THE REQUEST: Answer with a single number: the count of lines that include the string "this".

DATA PROVIDED:
<<<<
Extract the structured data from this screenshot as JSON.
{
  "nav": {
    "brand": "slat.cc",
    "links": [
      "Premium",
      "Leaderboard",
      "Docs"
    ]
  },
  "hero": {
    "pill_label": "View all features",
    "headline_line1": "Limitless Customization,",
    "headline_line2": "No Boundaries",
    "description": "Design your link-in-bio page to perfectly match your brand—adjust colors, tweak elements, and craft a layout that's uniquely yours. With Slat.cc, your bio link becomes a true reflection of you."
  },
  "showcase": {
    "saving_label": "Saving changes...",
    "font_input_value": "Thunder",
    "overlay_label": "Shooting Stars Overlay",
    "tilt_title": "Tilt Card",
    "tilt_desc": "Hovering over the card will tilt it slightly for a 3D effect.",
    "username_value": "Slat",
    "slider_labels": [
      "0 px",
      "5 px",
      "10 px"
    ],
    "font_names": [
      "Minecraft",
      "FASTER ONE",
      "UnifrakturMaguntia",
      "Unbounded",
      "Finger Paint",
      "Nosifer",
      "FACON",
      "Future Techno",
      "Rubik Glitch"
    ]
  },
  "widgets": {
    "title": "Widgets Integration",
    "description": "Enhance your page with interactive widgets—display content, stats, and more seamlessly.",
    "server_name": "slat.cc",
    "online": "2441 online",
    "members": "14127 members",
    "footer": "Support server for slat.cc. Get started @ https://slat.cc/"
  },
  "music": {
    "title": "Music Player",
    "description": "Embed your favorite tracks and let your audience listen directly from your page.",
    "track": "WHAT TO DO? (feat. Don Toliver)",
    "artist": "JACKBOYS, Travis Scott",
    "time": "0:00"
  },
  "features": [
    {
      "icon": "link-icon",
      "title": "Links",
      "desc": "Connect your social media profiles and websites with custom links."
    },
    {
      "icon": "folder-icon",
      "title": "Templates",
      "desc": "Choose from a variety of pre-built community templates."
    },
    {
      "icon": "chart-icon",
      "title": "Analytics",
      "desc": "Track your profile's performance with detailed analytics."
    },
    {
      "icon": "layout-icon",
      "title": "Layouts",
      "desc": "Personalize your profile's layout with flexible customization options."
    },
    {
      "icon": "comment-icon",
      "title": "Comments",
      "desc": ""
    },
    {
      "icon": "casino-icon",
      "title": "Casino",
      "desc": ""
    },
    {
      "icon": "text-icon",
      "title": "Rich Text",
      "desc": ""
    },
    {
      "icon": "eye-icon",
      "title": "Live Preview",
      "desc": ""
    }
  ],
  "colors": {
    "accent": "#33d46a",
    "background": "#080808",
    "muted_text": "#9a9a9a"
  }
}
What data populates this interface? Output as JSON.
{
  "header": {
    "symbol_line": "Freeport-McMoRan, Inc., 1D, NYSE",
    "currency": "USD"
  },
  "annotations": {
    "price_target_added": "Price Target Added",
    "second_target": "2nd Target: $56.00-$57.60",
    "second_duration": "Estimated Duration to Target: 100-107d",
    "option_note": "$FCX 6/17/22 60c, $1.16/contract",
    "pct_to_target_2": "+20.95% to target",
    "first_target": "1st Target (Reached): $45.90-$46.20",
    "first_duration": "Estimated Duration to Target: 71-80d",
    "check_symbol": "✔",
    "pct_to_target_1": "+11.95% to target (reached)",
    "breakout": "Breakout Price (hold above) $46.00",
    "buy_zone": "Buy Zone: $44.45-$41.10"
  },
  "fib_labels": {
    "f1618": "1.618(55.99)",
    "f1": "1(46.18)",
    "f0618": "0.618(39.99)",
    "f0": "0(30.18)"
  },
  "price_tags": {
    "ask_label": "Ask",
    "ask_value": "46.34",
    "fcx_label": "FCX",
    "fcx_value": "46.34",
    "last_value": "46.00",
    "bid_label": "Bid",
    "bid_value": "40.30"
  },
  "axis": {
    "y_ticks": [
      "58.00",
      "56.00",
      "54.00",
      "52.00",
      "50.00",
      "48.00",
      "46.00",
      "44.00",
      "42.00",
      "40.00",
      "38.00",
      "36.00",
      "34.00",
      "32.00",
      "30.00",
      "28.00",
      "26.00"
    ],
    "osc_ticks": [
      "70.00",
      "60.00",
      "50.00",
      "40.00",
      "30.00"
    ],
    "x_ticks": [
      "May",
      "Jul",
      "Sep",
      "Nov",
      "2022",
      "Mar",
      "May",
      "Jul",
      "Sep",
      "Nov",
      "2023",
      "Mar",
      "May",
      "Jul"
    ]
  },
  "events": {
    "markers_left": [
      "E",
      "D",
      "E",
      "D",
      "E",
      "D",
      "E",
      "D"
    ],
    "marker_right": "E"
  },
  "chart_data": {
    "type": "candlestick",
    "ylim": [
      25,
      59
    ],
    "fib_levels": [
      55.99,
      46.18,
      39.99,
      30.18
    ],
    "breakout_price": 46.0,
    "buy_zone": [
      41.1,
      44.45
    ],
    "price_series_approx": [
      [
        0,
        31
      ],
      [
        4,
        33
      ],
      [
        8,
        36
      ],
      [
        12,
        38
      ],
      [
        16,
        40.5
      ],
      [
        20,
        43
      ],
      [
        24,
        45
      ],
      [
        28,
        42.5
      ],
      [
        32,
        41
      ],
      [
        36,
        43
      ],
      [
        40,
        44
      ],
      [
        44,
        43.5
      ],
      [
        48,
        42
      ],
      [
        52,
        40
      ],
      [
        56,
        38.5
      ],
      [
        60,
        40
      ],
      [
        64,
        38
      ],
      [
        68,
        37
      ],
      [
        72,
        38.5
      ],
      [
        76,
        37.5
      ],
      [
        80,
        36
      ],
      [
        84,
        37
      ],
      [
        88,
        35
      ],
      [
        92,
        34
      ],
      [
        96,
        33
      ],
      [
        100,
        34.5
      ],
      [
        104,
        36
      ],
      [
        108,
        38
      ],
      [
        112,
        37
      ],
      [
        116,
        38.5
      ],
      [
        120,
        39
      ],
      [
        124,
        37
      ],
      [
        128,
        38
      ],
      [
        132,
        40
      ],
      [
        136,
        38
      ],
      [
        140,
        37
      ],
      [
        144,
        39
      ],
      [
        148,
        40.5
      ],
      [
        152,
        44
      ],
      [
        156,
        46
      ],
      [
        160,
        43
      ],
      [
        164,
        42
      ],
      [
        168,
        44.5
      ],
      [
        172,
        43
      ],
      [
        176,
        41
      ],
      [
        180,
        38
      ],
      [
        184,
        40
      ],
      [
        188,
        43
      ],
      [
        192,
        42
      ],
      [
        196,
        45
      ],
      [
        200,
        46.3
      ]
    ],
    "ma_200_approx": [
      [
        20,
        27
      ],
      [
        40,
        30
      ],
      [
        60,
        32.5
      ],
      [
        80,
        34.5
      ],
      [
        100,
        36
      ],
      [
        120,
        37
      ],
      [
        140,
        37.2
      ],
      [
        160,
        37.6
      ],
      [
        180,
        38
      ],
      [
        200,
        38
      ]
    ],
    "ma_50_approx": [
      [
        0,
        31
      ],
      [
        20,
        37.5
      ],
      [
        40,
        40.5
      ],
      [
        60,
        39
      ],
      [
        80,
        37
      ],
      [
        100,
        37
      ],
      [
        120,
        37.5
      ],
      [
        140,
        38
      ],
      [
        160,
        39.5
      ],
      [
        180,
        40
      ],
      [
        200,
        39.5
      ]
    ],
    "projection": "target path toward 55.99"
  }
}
>>>>
FINISHED TASK: 2